> _Your objective_: Copy each line in the data that includes the word "which".

_____

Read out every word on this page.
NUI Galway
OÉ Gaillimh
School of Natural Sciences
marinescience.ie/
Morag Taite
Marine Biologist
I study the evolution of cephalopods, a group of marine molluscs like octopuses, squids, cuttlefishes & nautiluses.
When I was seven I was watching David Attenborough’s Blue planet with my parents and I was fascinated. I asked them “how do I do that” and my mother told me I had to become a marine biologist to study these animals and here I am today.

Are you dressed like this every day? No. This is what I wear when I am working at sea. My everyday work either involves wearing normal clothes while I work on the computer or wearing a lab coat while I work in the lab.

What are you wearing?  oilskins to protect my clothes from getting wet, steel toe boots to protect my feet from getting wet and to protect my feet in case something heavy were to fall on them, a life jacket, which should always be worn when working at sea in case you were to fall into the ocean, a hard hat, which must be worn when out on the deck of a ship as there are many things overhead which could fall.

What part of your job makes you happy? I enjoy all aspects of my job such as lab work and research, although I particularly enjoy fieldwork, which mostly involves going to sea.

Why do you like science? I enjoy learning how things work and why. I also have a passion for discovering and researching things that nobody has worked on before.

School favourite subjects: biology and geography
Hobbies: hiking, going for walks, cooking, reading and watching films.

_____

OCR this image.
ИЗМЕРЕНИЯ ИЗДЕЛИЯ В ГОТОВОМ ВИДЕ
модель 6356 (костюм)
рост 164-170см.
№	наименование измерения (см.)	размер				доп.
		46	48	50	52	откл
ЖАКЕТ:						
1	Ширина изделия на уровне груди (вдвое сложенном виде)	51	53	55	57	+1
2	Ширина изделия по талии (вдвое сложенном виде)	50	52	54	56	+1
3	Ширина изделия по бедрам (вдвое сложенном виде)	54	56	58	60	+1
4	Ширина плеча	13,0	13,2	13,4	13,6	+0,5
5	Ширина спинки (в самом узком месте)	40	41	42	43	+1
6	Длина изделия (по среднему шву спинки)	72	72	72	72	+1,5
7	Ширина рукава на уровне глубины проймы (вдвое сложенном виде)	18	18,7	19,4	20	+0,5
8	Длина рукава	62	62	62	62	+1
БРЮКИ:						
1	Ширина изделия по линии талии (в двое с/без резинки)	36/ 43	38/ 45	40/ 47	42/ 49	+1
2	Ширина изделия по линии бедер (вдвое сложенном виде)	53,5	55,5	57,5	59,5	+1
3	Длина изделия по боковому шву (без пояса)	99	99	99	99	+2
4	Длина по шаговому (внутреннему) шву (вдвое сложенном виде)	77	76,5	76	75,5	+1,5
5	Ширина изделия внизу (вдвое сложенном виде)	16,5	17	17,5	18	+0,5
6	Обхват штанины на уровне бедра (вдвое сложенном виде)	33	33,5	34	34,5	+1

_____

> _The result_:
What are you wearing?  oilskins to protect my clothes from getting wet, steel toe boots to protect my feet from getting wet and to protect my feet in case something heavy were to fall on them, a life jacket, which should always be worn when working at sea in case you were to fall into the ocean, a hard hat, which must be worn when out on the deck of a ship as there are many things overhead which could fall.
What part of your job makes you happy? I enjoy all aspects of my job such as lab work and research, although I particularly enjoy fieldwork, which mostly involves going to sea.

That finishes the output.